### Request
Give a verbatim copy of the lines below, minus the pictures.

### Provided data
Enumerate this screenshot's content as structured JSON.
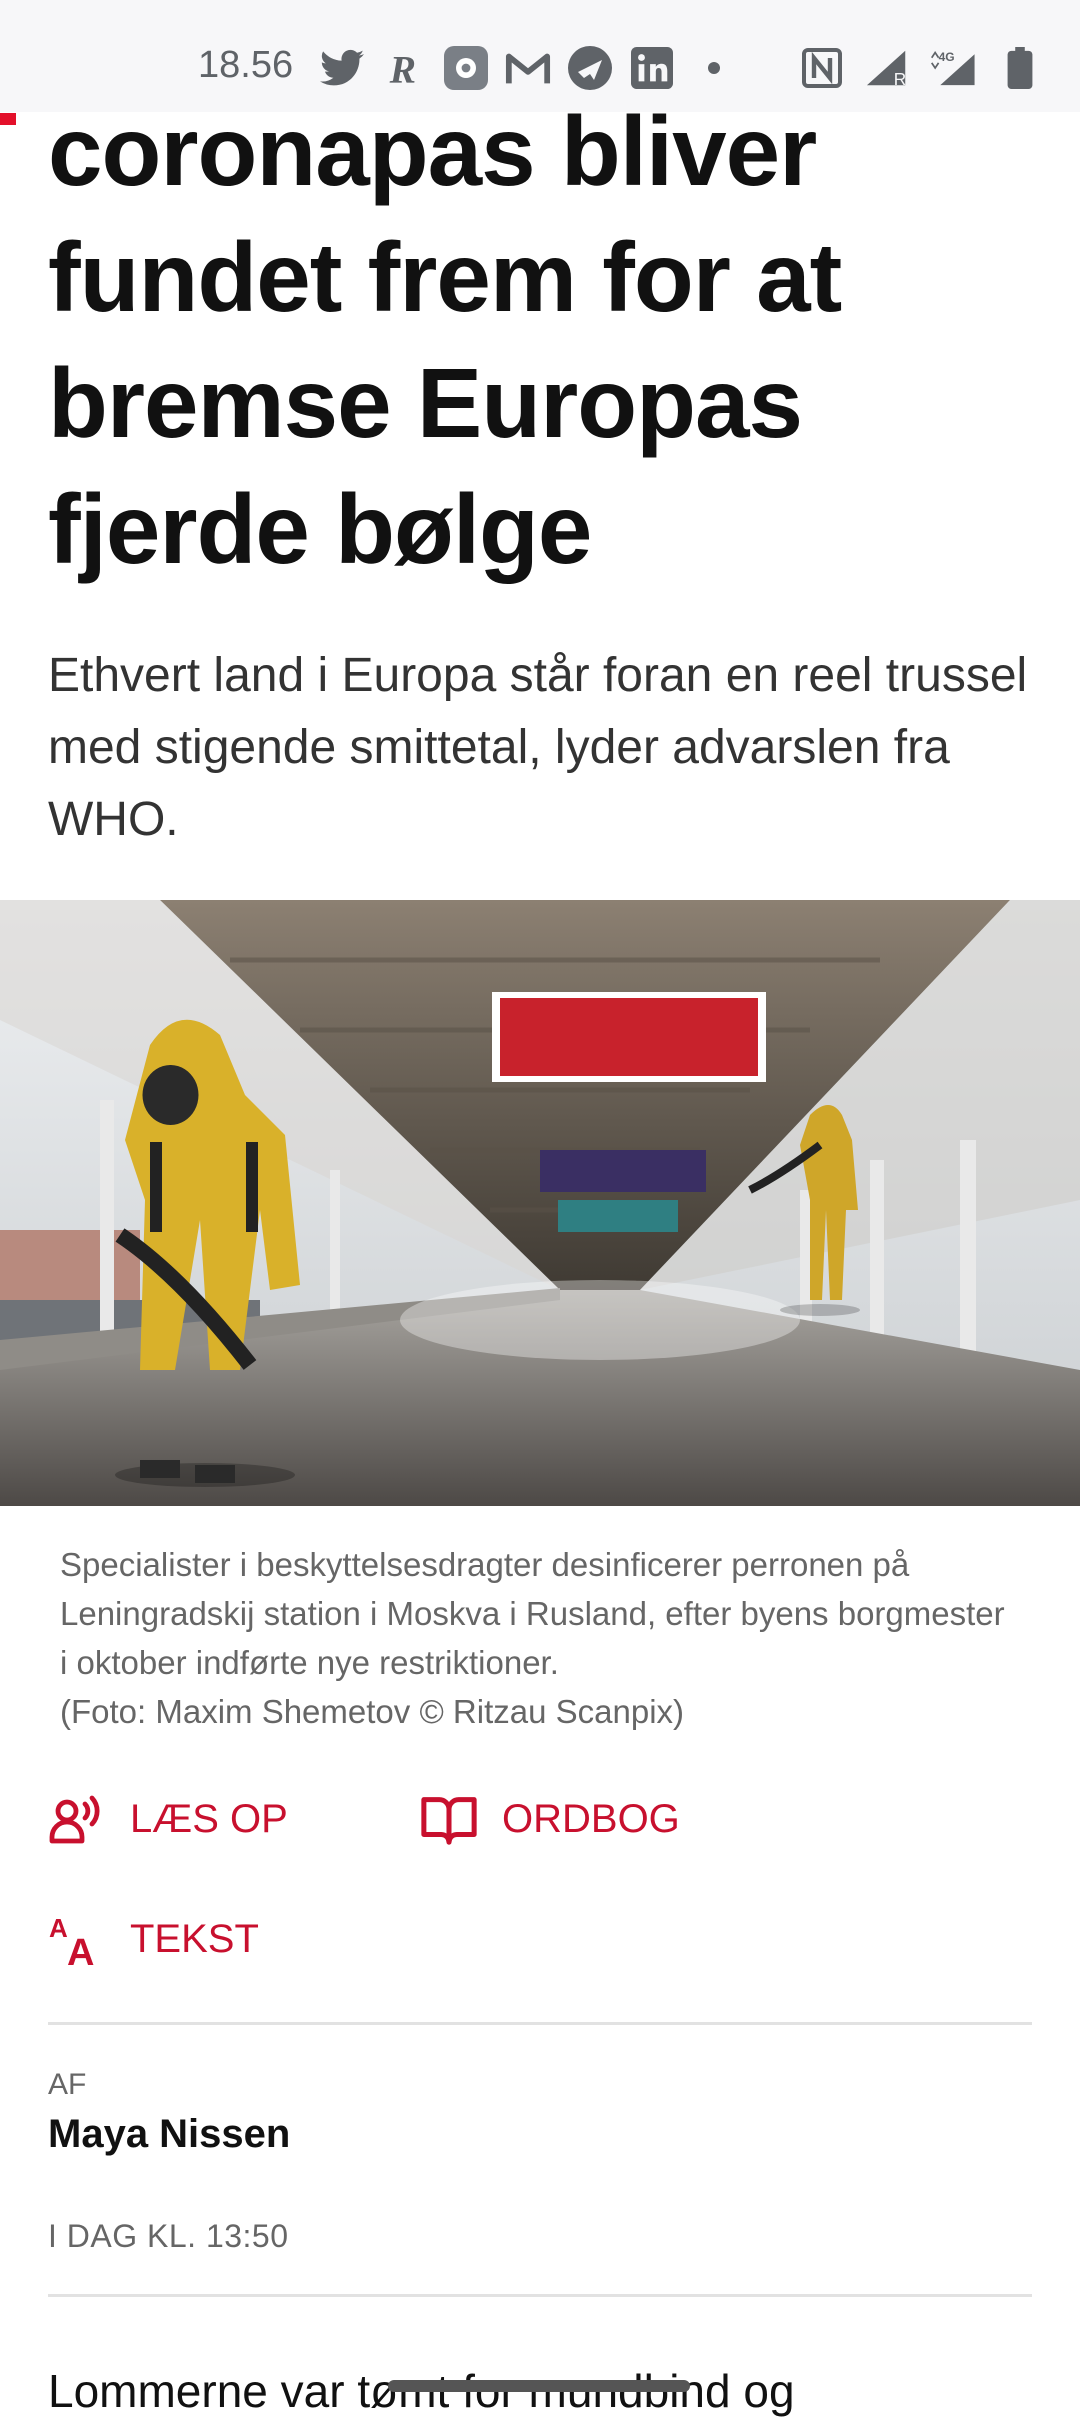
{
  "status_bar": {
    "time": "18.56",
    "icons": [
      "twitter-icon",
      "r-app-icon",
      "settings-app-icon",
      "gmail-icon",
      "airplane-app-icon",
      "linkedin-icon",
      "dot-icon",
      "nfc-icon",
      "signal-icon",
      "4g-signal-icon",
      "battery-icon"
    ]
  },
  "article": {
    "headline": "coronapas bliver fundet frem for at bremse Europas fjerde bølge",
    "subtitle": "Ethvert land i Europa står foran en reel trussel med stigende smittetal, lyder advarslen fra WHO.",
    "image_caption": "Specialister i beskyttelsesdragter desinficerer perronen på Leningradskij station i Moskva i Rusland, efter byens borgmester i oktober indførte nye restriktioner.",
    "photo_credit": "(Foto: Maxim Shemetov © Ritzau Scanpix)",
    "tools": {
      "read_aloud": "LÆS OP",
      "dictionary": "ORDBOG",
      "text_size": "TEKST"
    },
    "byline_label": "AF",
    "author": "Maya Nissen",
    "date": "I DAG KL. 13:50",
    "body_start": "Lommerne var tømt for mundbind og"
  },
  "colors": {
    "accent": "#c8102e",
    "status_bar_bg": "#f7f7f9"
  }
}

### Written solution
Enumerate this screenshot's content as structured JSON.
{
  "status_bar": {
    "time": "18.56",
    "icons": [
      "twitter-icon",
      "r-app-icon",
      "settings-app-icon",
      "gmail-icon",
      "airplane-app-icon",
      "linkedin-icon",
      "dot-icon",
      "nfc-icon",
      "signal-icon",
      "4g-signal-icon",
      "battery-icon"
    ]
  },
  "article": {
    "headline": "coronapas bliver fundet frem for at bremse Europas fjerde bølge",
    "subtitle": "Ethvert land i Europa står foran en reel trussel med stigende smittetal, lyder advarslen fra WHO.",
    "image_caption": "Specialister i beskyttelsesdragter desinficerer perronen på Leningradskij station i Moskva i Rusland, efter byens borgmester i oktober indførte nye restriktioner.",
    "photo_credit": "(Foto: Maxim Shemetov © Ritzau Scanpix)",
    "tools": {
      "read_aloud": "LÆS OP",
      "dictionary": "ORDBOG",
      "text_size": "TEKST"
    },
    "byline_label": "AF",
    "author": "Maya Nissen",
    "date": "I DAG KL. 13:50",
    "body_start": "Lommerne var tømt for mundbind og"
  },
  "colors": {
    "accent": "#c8102e",
    "status_bar_bg": "#f7f7f9"
  }
}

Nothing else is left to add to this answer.